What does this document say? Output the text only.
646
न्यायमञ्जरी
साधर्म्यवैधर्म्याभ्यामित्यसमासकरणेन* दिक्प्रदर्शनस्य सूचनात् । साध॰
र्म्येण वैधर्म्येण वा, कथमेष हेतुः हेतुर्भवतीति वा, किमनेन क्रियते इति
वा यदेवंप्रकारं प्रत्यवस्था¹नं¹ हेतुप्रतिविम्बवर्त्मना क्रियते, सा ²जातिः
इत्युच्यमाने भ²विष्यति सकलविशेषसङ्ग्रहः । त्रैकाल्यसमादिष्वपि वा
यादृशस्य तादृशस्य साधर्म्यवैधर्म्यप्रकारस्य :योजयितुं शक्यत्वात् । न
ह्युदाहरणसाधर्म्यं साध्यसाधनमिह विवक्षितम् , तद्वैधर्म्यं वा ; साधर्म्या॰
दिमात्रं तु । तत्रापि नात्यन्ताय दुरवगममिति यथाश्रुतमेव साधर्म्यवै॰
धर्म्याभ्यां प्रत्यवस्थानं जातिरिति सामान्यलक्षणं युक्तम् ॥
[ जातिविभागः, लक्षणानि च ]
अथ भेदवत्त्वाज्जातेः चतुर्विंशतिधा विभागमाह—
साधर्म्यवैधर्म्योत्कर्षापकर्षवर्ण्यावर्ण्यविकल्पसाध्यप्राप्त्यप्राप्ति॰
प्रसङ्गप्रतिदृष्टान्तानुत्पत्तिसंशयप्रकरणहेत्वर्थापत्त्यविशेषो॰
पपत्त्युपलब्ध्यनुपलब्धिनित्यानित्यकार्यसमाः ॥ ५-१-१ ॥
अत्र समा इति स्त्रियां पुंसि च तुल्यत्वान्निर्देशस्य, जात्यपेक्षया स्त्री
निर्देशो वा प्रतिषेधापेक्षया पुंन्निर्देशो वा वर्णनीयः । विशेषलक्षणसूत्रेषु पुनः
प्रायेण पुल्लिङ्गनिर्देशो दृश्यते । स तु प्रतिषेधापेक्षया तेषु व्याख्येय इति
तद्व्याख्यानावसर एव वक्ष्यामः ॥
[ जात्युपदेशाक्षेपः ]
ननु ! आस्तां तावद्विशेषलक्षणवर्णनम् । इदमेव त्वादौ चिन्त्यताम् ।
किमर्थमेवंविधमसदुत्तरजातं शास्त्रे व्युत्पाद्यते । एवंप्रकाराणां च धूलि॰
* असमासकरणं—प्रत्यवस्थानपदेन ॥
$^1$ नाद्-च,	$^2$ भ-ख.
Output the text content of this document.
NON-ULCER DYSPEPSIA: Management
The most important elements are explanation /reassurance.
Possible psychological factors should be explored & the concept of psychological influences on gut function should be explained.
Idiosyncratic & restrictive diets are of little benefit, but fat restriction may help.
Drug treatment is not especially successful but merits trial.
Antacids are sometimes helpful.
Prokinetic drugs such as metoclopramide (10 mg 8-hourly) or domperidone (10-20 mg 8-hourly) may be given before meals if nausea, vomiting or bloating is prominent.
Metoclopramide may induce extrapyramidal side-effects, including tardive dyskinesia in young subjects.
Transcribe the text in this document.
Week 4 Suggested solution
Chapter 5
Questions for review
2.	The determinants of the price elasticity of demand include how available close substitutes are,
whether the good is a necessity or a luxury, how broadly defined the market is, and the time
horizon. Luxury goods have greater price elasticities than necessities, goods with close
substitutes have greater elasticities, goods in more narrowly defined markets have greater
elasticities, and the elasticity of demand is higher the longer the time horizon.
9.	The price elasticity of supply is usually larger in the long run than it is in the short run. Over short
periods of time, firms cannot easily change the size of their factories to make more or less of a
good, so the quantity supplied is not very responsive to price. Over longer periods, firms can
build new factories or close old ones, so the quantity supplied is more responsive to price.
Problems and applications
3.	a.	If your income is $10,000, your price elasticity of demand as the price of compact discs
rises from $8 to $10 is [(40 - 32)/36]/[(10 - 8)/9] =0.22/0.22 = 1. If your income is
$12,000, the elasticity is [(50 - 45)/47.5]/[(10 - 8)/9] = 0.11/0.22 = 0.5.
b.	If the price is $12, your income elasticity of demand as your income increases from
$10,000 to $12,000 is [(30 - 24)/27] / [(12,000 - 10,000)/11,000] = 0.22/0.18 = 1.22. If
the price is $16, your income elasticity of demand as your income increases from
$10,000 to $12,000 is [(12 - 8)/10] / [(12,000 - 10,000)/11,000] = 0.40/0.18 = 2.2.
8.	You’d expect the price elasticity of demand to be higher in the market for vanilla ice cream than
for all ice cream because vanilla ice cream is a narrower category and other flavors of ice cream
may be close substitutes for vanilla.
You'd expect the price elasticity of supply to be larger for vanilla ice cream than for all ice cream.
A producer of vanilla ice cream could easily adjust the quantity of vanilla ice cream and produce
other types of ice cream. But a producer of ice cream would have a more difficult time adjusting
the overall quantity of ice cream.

========================

Could you transcribe the records in full, exactly?

What does this document say? Output the text only.
646
न्यायमञ्जरी
साधर्म्यवैधर्म्याभ्यामित्यसमासकरणेन* दिक्प्रदर्शनस्य सूचनात् । साध॰
र्म्येण वैधर्म्येण वा, कथमेष हेतुः हेतुर्भवतीति वा, किमनेन क्रियते इति
वा यदेवंप्रकारं प्रत्यवस्था¹नं¹ हेतुप्रतिविम्बवर्त्मना क्रियते, सा ²जातिः
इत्युच्यमाने भ²विष्यति सकलविशेषसङ्ग्रहः । त्रैकाल्यसमादिष्वपि वा
यादृशस्य तादृशस्य साधर्म्यवैधर्म्यप्रकारस्य :योजयितुं शक्यत्वात् । न
ह्युदाहरणसाधर्म्यं साध्यसाधनमिह विवक्षितम् , तद्वैधर्म्यं वा ; साधर्म्या॰
दिमात्रं तु । तत्रापि नात्यन्ताय दुरवगममिति यथाश्रुतमेव साधर्म्यवै॰
धर्म्याभ्यां प्रत्यवस्थानं जातिरिति सामान्यलक्षणं युक्तम् ॥
[ जातिविभागः, लक्षणानि च ]
अथ भेदवत्त्वाज्जातेः चतुर्विंशतिधा विभागमाह—
साधर्म्यवैधर्म्योत्कर्षापकर्षवर्ण्यावर्ण्यविकल्पसाध्यप्राप्त्यप्राप्ति॰
प्रसङ्गप्रतिदृष्टान्तानुत्पत्तिसंशयप्रकरणहेत्वर्थापत्त्यविशेषो॰
पपत्त्युपलब्ध्यनुपलब्धिनित्यानित्यकार्यसमाः ॥ ५-१-१ ॥
अत्र समा इति स्त्रियां पुंसि च तुल्यत्वान्निर्देशस्य, जात्यपेक्षया स्त्री
निर्देशो वा प्रतिषेधापेक्षया पुंन्निर्देशो वा वर्णनीयः । विशेषलक्षणसूत्रेषु पुनः
प्रायेण पुल्लिङ्गनिर्देशो दृश्यते । स तु प्रतिषेधापेक्षया तेषु व्याख्येय इति
तद्व्याख्यानावसर एव वक्ष्यामः ॥
[ जात्युपदेशाक्षेपः ]
ननु ! आस्तां तावद्विशेषलक्षणवर्णनम् । इदमेव त्वादौ चिन्त्यताम् ।
किमर्थमेवंविधमसदुत्तरजातं शास्त्रे व्युत्पाद्यते । एवंप्रकाराणां च धूलि॰
* असमासकरणं—प्रत्यवस्थानपदेन ॥
$^1$ नाद्-च,	$^2$ भ-ख.
Output the text content of this document.
NON-ULCER DYSPEPSIA: Management
The most important elements are explanation /reassurance.
Possible psychological factors should be explored & the concept of psychological influences on gut function should be explained.
Idiosyncratic & restrictive diets are of little benefit, but fat restriction may help.
Drug treatment is not especially successful but merits trial.
Antacids are sometimes helpful.
Prokinetic drugs such as metoclopramide (10 mg 8-hourly) or domperidone (10-20 mg 8-hourly) may be given before meals if nausea, vomiting or bloating is prominent.
Metoclopramide may induce extrapyramidal side-effects, including tardive dyskinesia in young subjects.
Transcribe the text in this document.
Week 4 Suggested solution
Chapter 5
Questions for review
2.	The determinants of the price elasticity of demand include how available close substitutes are,
whether the good is a necessity or a luxury, how broadly defined the market is, and the time
horizon. Luxury goods have greater price elasticities than necessities, goods with close
substitutes have greater elasticities, goods in more narrowly defined markets have greater
elasticities, and the elasticity of demand is higher the longer the time horizon.
9.	The price elasticity of supply is usually larger in the long run than it is in the short run. Over short
periods of time, firms cannot easily change the size of their factories to make more or less of a
good, so the quantity supplied is not very responsive to price. Over longer periods, firms can
build new factories or close old ones, so the quantity supplied is more responsive to price.
Problems and applications
3.	a.	If your income is $10,000, your price elasticity of demand as the price of compact discs
rises from $8 to $10 is [(40 - 32)/36]/[(10 - 8)/9] =0.22/0.22 = 1. If your income is
$12,000, the elasticity is [(50 - 45)/47.5]/[(10 - 8)/9] = 0.11/0.22 = 0.5.
b.	If the price is $12, your income elasticity of demand as your income increases from
$10,000 to $12,000 is [(30 - 24)/27] / [(12,000 - 10,000)/11,000] = 0.22/0.18 = 1.22. If
the price is $16, your income elasticity of demand as your income increases from
$10,000 to $12,000 is [(12 - 8)/10] / [(12,000 - 10,000)/11,000] = 0.40/0.18 = 2.2.
8.	You’d expect the price elasticity of demand to be higher in the market for vanilla ice cream than
for all ice cream because vanilla ice cream is a narrower category and other flavors of ice cream
may be close substitutes for vanilla.
You'd expect the price elasticity of supply to be larger for vanilla ice cream than for all ice cream.
A producer of vanilla ice cream could easily adjust the quantity of vanilla ice cream and produce
other types of ice cream. But a producer of ice cream would have a more difficult time adjusting
the overall quantity of ice cream.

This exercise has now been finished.